§ Input rows:
◆ ◆ ◆ ◆ ◆ ◆ ◆

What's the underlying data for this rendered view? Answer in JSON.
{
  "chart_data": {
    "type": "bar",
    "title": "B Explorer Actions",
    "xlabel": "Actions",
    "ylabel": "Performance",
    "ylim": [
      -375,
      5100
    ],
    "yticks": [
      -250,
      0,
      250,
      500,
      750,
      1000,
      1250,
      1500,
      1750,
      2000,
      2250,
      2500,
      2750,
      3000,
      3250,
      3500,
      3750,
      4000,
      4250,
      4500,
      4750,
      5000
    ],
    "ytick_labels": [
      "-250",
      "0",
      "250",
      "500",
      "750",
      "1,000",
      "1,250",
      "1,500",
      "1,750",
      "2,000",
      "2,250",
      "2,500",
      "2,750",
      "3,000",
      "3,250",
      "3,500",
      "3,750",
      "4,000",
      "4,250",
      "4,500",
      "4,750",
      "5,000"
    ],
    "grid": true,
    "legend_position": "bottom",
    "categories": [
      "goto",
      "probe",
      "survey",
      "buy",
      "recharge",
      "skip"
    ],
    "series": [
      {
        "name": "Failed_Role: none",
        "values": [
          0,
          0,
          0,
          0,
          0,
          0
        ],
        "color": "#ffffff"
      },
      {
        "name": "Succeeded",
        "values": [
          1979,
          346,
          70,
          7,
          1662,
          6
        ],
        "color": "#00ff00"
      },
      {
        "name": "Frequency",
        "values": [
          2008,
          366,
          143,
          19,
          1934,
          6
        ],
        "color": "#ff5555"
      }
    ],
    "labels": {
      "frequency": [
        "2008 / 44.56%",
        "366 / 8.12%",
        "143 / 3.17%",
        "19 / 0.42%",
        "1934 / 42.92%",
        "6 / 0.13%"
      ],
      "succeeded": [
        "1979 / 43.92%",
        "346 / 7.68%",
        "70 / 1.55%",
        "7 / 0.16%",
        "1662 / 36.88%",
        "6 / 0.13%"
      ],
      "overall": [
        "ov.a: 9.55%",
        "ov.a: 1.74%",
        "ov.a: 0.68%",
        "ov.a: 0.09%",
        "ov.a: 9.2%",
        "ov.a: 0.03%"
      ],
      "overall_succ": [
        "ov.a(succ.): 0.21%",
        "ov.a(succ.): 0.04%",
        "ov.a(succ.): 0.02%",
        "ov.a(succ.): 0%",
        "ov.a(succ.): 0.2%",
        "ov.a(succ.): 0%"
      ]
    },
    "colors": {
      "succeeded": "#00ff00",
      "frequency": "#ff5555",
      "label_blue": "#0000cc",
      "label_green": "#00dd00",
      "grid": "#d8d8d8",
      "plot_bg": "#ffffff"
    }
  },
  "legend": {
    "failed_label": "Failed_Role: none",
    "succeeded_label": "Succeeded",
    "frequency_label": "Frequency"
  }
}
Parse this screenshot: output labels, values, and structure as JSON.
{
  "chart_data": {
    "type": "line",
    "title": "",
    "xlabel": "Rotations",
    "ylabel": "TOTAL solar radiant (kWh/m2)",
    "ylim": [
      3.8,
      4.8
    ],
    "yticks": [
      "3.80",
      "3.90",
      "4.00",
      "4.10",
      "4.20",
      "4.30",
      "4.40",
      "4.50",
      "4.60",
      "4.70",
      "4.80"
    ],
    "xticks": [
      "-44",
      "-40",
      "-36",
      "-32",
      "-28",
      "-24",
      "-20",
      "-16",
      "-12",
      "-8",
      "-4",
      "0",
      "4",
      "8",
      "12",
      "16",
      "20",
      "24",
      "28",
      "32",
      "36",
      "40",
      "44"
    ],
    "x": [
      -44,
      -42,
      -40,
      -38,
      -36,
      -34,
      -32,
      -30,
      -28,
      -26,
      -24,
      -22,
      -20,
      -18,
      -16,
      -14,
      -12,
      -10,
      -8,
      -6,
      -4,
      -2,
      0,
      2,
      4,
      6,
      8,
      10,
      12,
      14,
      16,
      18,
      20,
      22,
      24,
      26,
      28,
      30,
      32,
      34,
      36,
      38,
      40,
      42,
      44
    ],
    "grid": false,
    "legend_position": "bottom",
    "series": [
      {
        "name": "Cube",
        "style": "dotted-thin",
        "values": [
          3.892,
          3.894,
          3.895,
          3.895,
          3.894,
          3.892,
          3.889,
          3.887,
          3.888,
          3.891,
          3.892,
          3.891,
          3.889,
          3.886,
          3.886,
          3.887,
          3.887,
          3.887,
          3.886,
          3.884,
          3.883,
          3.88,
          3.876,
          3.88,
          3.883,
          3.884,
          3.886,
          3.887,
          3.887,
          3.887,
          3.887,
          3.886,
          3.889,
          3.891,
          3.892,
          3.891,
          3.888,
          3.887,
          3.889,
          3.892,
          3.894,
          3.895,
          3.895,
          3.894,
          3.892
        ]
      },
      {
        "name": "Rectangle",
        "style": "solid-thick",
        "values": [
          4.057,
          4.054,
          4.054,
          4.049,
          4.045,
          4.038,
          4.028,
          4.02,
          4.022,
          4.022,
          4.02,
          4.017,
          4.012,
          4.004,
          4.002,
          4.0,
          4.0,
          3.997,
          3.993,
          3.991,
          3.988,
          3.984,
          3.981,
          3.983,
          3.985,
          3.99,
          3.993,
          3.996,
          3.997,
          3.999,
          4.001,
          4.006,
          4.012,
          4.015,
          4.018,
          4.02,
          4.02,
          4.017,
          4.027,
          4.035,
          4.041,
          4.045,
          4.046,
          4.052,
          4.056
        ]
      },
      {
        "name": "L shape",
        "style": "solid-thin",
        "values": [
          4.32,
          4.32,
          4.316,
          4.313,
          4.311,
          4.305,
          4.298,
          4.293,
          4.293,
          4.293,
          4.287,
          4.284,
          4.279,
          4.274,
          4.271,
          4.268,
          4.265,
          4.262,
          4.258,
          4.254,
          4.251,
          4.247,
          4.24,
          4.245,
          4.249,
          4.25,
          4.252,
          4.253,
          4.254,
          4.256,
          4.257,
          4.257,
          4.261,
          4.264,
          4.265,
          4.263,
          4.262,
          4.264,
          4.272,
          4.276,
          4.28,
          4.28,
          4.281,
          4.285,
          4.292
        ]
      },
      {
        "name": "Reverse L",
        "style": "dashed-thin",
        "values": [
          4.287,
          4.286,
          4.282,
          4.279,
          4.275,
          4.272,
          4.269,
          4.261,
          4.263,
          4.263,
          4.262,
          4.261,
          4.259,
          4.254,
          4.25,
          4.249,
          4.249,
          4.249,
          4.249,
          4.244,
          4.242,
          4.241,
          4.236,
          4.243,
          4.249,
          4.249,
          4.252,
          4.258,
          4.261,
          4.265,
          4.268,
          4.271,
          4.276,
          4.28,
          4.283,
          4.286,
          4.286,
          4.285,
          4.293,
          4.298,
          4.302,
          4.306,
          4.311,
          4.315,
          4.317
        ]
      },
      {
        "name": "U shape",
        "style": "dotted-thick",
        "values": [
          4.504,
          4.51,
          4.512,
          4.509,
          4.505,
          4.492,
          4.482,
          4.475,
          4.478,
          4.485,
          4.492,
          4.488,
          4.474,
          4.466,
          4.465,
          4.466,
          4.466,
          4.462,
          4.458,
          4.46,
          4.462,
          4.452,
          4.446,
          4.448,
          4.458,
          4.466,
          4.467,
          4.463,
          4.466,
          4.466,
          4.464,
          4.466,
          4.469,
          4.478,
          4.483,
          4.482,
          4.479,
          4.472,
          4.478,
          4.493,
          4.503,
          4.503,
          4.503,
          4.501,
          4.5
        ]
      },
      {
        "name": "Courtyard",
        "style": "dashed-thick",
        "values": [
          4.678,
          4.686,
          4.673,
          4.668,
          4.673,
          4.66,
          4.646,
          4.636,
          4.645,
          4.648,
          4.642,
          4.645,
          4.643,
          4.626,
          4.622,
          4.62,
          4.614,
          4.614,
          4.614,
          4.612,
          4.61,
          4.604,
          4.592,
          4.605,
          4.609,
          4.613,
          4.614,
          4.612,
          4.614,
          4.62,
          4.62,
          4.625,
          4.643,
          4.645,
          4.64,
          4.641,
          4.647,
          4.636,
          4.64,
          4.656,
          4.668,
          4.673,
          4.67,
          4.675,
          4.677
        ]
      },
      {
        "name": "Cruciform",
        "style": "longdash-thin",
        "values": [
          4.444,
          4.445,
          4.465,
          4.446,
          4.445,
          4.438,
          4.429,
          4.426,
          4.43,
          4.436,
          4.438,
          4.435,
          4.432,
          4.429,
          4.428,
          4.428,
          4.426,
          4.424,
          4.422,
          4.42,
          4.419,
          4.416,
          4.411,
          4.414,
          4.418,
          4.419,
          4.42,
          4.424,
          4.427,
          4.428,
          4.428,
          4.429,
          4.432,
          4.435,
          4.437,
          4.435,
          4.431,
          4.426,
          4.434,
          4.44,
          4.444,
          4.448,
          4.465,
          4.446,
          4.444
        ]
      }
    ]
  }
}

◆ ◆ ◆ ◆ ◆ ◆ ◆

§ Objective:
Across the material above, how many lines include the string "dotted"? Only the number is wanted.

§ Response to this task:
2